● Exercise goal: Your task is to extract every entry that follows word for word while excluding the pictures.

● Working data:
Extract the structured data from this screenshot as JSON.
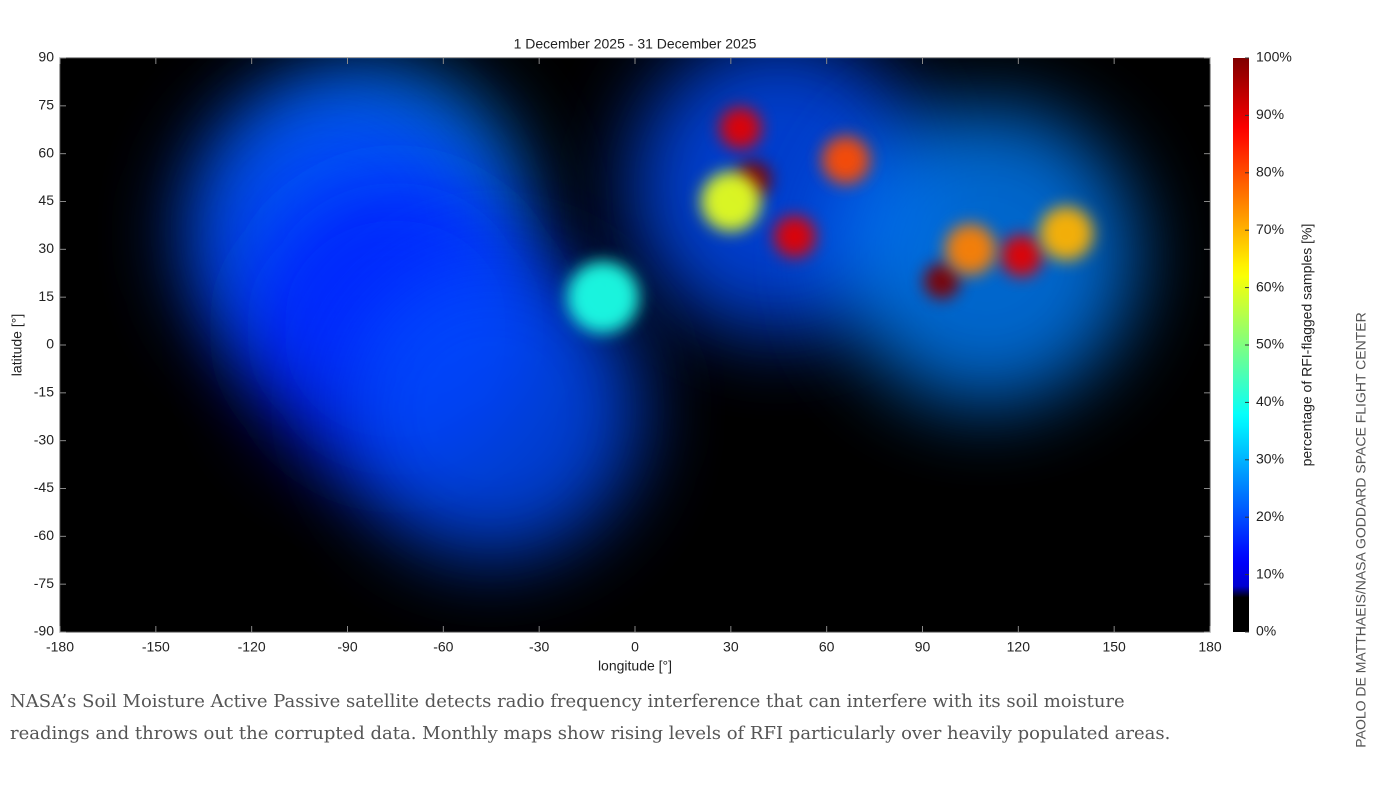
{
  "chart_data": {
    "type": "map",
    "title": "1 December 2025 - 31 December 2025",
    "x_label": "longitude [°]",
    "y_label": "latitude [°]",
    "xlim": [
      -180,
      180
    ],
    "xticks": [
      -180,
      -150,
      -120,
      -90,
      -60,
      -30,
      0,
      30,
      60,
      90,
      120,
      150,
      180
    ],
    "ylim": [
      -90,
      90
    ],
    "yticks": [
      -90,
      -75,
      -60,
      -45,
      -30,
      -15,
      0,
      15,
      30,
      45,
      60,
      75,
      90
    ],
    "colorbar_label": "percentage of RFI-flagged samples [%]",
    "clim": [
      0,
      100
    ],
    "cticks": [
      {
        "value": 0,
        "label": "0%"
      },
      {
        "value": 10,
        "label": "10%"
      },
      {
        "value": 20,
        "label": "20%"
      },
      {
        "value": 30,
        "label": "30%"
      },
      {
        "value": 40,
        "label": "40%"
      },
      {
        "value": 50,
        "label": "50%"
      },
      {
        "value": 60,
        "label": "60%"
      },
      {
        "value": 70,
        "label": "70%"
      },
      {
        "value": 80,
        "label": "80%"
      },
      {
        "value": 90,
        "label": "90%"
      },
      {
        "value": 100,
        "label": "100%"
      }
    ],
    "hotspots": {
      "lon": [
        45,
        110,
        37,
        33,
        50,
        66,
        96,
        121,
        135,
        30,
        -80,
        -95,
        -75,
        -45,
        -10,
        105
      ],
      "lat": [
        50,
        28,
        52,
        68,
        34,
        58,
        20,
        28,
        35,
        45,
        40,
        35,
        5,
        -20,
        15,
        30
      ],
      "values": [
        20,
        25,
        100,
        90,
        90,
        80,
        100,
        90,
        70,
        60,
        25,
        20,
        15,
        20,
        40,
        75
      ]
    }
  },
  "caption": [
    "NASA’s Soil Moisture Active Passive satellite detects radio frequency interference that can interfere with its soil moisture",
    "readings and throws out the corrupted data. Monthly maps show rising levels of RFI particularly over heavily populated areas."
  ],
  "credit": "PAOLO DE MATTHAEIS/NASA GODDARD SPACE FLIGHT CENTER"
}
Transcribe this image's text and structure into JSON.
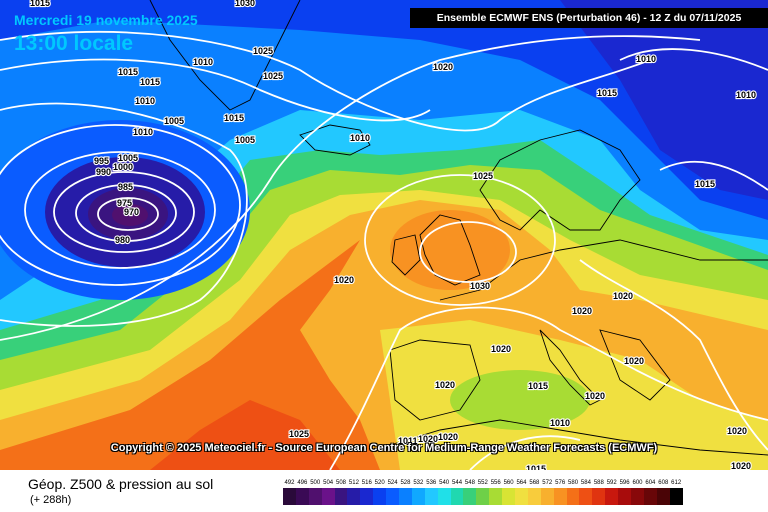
{
  "header": {
    "date": "Mercredi 19 novembre 2025",
    "local_time": "13:00 locale",
    "model_run": "Ensemble ECMWF ENS  (Perturbation 46)  -  12 Z du 07/11/2025"
  },
  "copyright": "Copyright © 2025 Meteociel.fr - Source European Centre for Medium-Range Weather Forecasts (ECMWF)",
  "footer": {
    "title": "Géop. Z500 & pression au sol",
    "lead_time": "(+ 288h)"
  },
  "legend": {
    "values": [
      "492",
      "496",
      "500",
      "504",
      "508",
      "512",
      "516",
      "520",
      "524",
      "528",
      "532",
      "536",
      "540",
      "544",
      "548",
      "552",
      "556",
      "560",
      "564",
      "568",
      "572",
      "576",
      "580",
      "584",
      "588",
      "592",
      "596",
      "600",
      "604",
      "608",
      "612"
    ],
    "colors": [
      "#2a0a3a",
      "#3a0a55",
      "#50106e",
      "#6a128a",
      "#3a1480",
      "#261ca8",
      "#1a28d0",
      "#0a40f0",
      "#0a5cff",
      "#0a80ff",
      "#10a8ff",
      "#22c8ff",
      "#20e0e8",
      "#20d8b0",
      "#38d07a",
      "#6ed048",
      "#a8dc34",
      "#d8e434",
      "#f0e040",
      "#f8cc3c",
      "#f8b02e",
      "#f89222",
      "#f47018",
      "#ee5014",
      "#e03410",
      "#c8180e",
      "#a80c0c",
      "#88080a",
      "#680608",
      "#4a0406",
      "#000000"
    ]
  },
  "isobar_labels": [
    "1015",
    "1030",
    "1025",
    "1015",
    "1010",
    "1015",
    "1010",
    "1010",
    "1005",
    "1015",
    "1005",
    "1005",
    "1010",
    "995",
    "1000",
    "990",
    "985",
    "975",
    "970",
    "980",
    "1025",
    "1020",
    "1010",
    "1015",
    "1010",
    "1015",
    "1025",
    "1030",
    "1020",
    "1020",
    "1020",
    "1020",
    "1020",
    "1015",
    "1010",
    "1020",
    "1020",
    "1025",
    "1011",
    "1020",
    "1020",
    "1015",
    "1020",
    "1020"
  ]
}
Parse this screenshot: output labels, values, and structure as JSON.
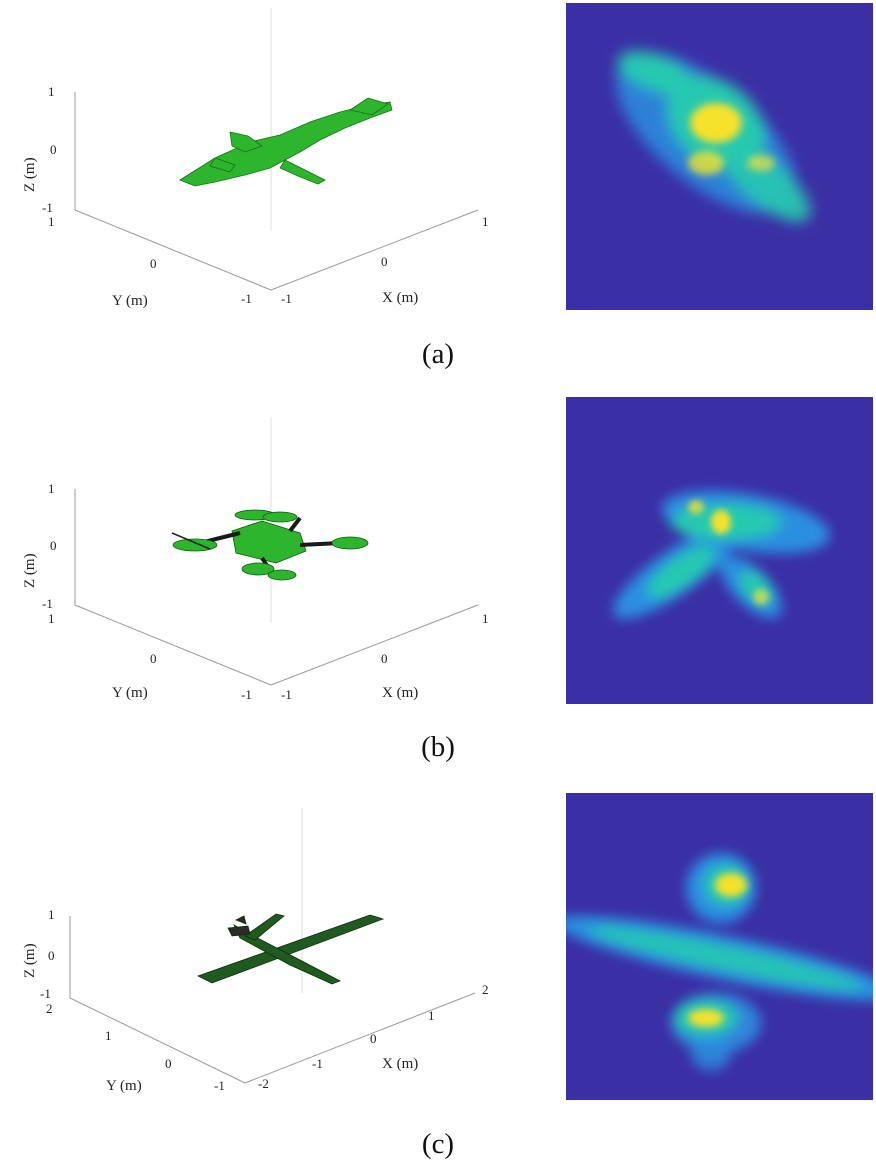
{
  "figure": {
    "panels": [
      {
        "caption": "(a)",
        "subject": "bird",
        "model_color": "#2db52d",
        "z_label": "Z (m)",
        "y_label": "Y (m)",
        "x_label": "X (m)",
        "z_ticks": [
          "1",
          "0",
          "-1"
        ],
        "y_ticks": [
          "1",
          "0",
          "-1"
        ],
        "x_ticks": [
          "-1",
          "0",
          "1"
        ]
      },
      {
        "caption": "(b)",
        "subject": "quadcopter-drone",
        "model_color": "#2db52d",
        "z_label": "Z (m)",
        "y_label": "Y (m)",
        "x_label": "X (m)",
        "z_ticks": [
          "1",
          "0",
          "-1"
        ],
        "y_ticks": [
          "1",
          "0",
          "-1"
        ],
        "x_ticks": [
          "-1",
          "0",
          "1"
        ]
      },
      {
        "caption": "(c)",
        "subject": "fixed-wing-aircraft",
        "model_color": "#1f5a1f",
        "z_label": "Z (m)",
        "y_label": "Y (m)",
        "x_label": "X (m)",
        "z_ticks": [
          "1",
          "0",
          "-1"
        ],
        "y_ticks": [
          "2",
          "1",
          "0",
          "-1"
        ],
        "x_ticks": [
          "-2",
          "-1",
          "0",
          "1",
          "2"
        ]
      }
    ],
    "heatmap_colors": {
      "background": "#3b2fa5",
      "low": "#2b8fe0",
      "mid": "#27c9b0",
      "high": "#f5e22a"
    }
  }
}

● Solution to the exercise:
Extract the structured data from this screenshot as JSON.
{
  "chart_data": {
    "type": "map",
    "title": "1 December 2025 - 31 December 2025",
    "x_label": "longitude [°]",
    "y_label": "latitude [°]",
    "xlim": [
      -180,
      180
    ],
    "xticks": [
      -180,
      -150,
      -120,
      -90,
      -60,
      -30,
      0,
      30,
      60,
      90,
      120,
      150,
      180
    ],
    "ylim": [
      -90,
      90
    ],
    "yticks": [
      -90,
      -75,
      -60,
      -45,
      -30,
      -15,
      0,
      15,
      30,
      45,
      60,
      75,
      90
    ],
    "colorbar_label": "percentage of RFI-flagged samples [%]",
    "clim": [
      0,
      100
    ],
    "cticks": [
      {
        "value": 0,
        "label": "0%"
      },
      {
        "value": 10,
        "label": "10%"
      },
      {
        "value": 20,
        "label": "20%"
      },
      {
        "value": 30,
        "label": "30%"
      },
      {
        "value": 40,
        "label": "40%"
      },
      {
        "value": 50,
        "label": "50%"
      },
      {
        "value": 60,
        "label": "60%"
      },
      {
        "value": 70,
        "label": "70%"
      },
      {
        "value": 80,
        "label": "80%"
      },
      {
        "value": 90,
        "label": "90%"
      },
      {
        "value": 100,
        "label": "100%"
      }
    ],
    "hotspots": {
      "lon": [
        45,
        110,
        37,
        33,
        50,
        66,
        96,
        121,
        135,
        30,
        -80,
        -95,
        -75,
        -45,
        -10,
        105
      ],
      "lat": [
        50,
        28,
        52,
        68,
        34,
        58,
        20,
        28,
        35,
        45,
        40,
        35,
        5,
        -20,
        15,
        30
      ],
      "values": [
        20,
        25,
        100,
        90,
        90,
        80,
        100,
        90,
        70,
        60,
        25,
        20,
        15,
        20,
        40,
        75
      ]
    }
  },
  "caption": [
    "NASA’s Soil Moisture Active Passive satellite detects radio frequency interference that can interfere with its soil moisture",
    "readings and throws out the corrupted data. Monthly maps show rising levels of RFI particularly over heavily populated areas."
  ],
  "credit": "PAOLO DE MATTHAEIS/NASA GODDARD SPACE FLIGHT CENTER"
}
Transcribe this image's text and structure into JSON.
{
  "header": {
    "date": "Mercredi 19 novembre 2025",
    "local_time": "13:00 locale",
    "model_run": "Ensemble ECMWF ENS  (Perturbation 46)  -  12 Z du 07/11/2025"
  },
  "copyright": "Copyright © 2025 Meteociel.fr - Source European Centre for Medium-Range Weather Forecasts (ECMWF)",
  "footer": {
    "title": "Géop. Z500 & pression au sol",
    "lead_time": "(+ 288h)"
  },
  "legend": {
    "values": [
      "492",
      "496",
      "500",
      "504",
      "508",
      "512",
      "516",
      "520",
      "524",
      "528",
      "532",
      "536",
      "540",
      "544",
      "548",
      "552",
      "556",
      "560",
      "564",
      "568",
      "572",
      "576",
      "580",
      "584",
      "588",
      "592",
      "596",
      "600",
      "604",
      "608",
      "612"
    ],
    "colors": [
      "#2a0a3a",
      "#3a0a55",
      "#50106e",
      "#6a128a",
      "#3a1480",
      "#261ca8",
      "#1a28d0",
      "#0a40f0",
      "#0a5cff",
      "#0a80ff",
      "#10a8ff",
      "#22c8ff",
      "#20e0e8",
      "#20d8b0",
      "#38d07a",
      "#6ed048",
      "#a8dc34",
      "#d8e434",
      "#f0e040",
      "#f8cc3c",
      "#f8b02e",
      "#f89222",
      "#f47018",
      "#ee5014",
      "#e03410",
      "#c8180e",
      "#a80c0c",
      "#88080a",
      "#680608",
      "#4a0406",
      "#000000"
    ]
  },
  "isobar_labels": [
    "1015",
    "1030",
    "1025",
    "1015",
    "1010",
    "1015",
    "1010",
    "1010",
    "1005",
    "1015",
    "1005",
    "1005",
    "1010",
    "995",
    "1000",
    "990",
    "985",
    "975",
    "970",
    "980",
    "1025",
    "1020",
    "1010",
    "1015",
    "1010",
    "1015",
    "1025",
    "1030",
    "1020",
    "1020",
    "1020",
    "1020",
    "1020",
    "1015",
    "1010",
    "1020",
    "1020",
    "1025",
    "1011",
    "1020",
    "1020",
    "1015",
    "1020",
    "1020"
  ]
}
Parse this screenshot: output labels, values, and structure as JSON.
{
  "figure": {
    "panels": [
      {
        "caption": "(a)",
        "subject": "bird",
        "model_color": "#2db52d",
        "z_label": "Z (m)",
        "y_label": "Y (m)",
        "x_label": "X (m)",
        "z_ticks": [
          "1",
          "0",
          "-1"
        ],
        "y_ticks": [
          "1",
          "0",
          "-1"
        ],
        "x_ticks": [
          "-1",
          "0",
          "1"
        ]
      },
      {
        "caption": "(b)",
        "subject": "quadcopter-drone",
        "model_color": "#2db52d",
        "z_label": "Z (m)",
        "y_label": "Y (m)",
        "x_label": "X (m)",
        "z_ticks": [
          "1",
          "0",
          "-1"
        ],
        "y_ticks": [
          "1",
          "0",
          "-1"
        ],
        "x_ticks": [
          "-1",
          "0",
          "1"
        ]
      },
      {
        "caption": "(c)",
        "subject": "fixed-wing-aircraft",
        "model_color": "#1f5a1f",
        "z_label": "Z (m)",
        "y_label": "Y (m)",
        "x_label": "X (m)",
        "z_ticks": [
          "1",
          "0",
          "-1"
        ],
        "y_ticks": [
          "2",
          "1",
          "0",
          "-1"
        ],
        "x_ticks": [
          "-2",
          "-1",
          "0",
          "1",
          "2"
        ]
      }
    ],
    "heatmap_colors": {
      "background": "#3b2fa5",
      "low": "#2b8fe0",
      "mid": "#27c9b0",
      "high": "#f5e22a"
    }
  }
}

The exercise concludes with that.